* [RAW RECORDS]:
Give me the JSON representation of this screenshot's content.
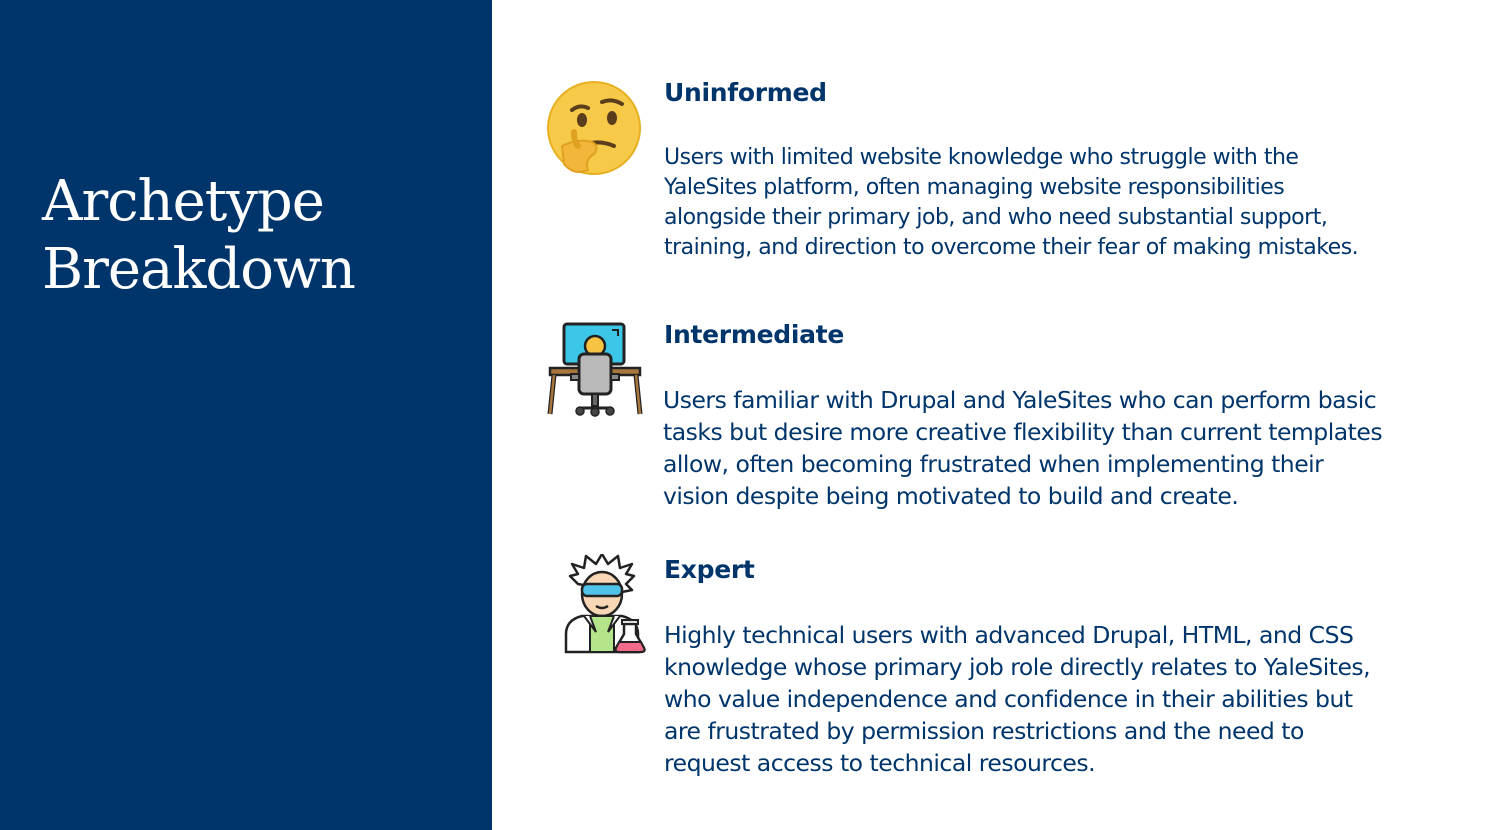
{
  "slide": {
    "title_line1": "Archetype",
    "title_line2": "Breakdown"
  },
  "archetypes": [
    {
      "icon": "thinking-face-icon",
      "heading": "Uninformed",
      "lines": [
        "Users with limited website knowledge who struggle with the",
        "YaleSites platform, often managing website responsibilities",
        "alongside their primary job, and who need substantial support,",
        "training, and direction to overcome their fear of making mistakes."
      ]
    },
    {
      "icon": "computer-desk-icon",
      "heading": "Intermediate",
      "lines": [
        "Users familiar with Drupal and YaleSites who can perform basic",
        "tasks but desire more creative flexibility than current templates",
        "allow, often becoming frustrated when implementing their",
        "vision despite being motivated to build and create."
      ]
    },
    {
      "icon": "scientist-icon",
      "heading": "Expert",
      "lines": [
        "Highly technical users with advanced Drupal, HTML, and CSS",
        "knowledge whose primary job role directly relates to YaleSites,",
        "who value independence and confidence in their abilities but",
        "are frustrated by permission restrictions and the need to",
        "request access to technical resources."
      ]
    }
  ],
  "colors": {
    "yale_blue": "#00356b",
    "background": "#ffffff"
  }
}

* [WHAT YOU NEED TO DO]: Please list every line of the records that contains "primary".

* [SOLUTION TO THE EXERCISE]:
        "alongside their primary job, and who need substantial support,",
        "knowledge whose primary job role directly relates to YaleSites,",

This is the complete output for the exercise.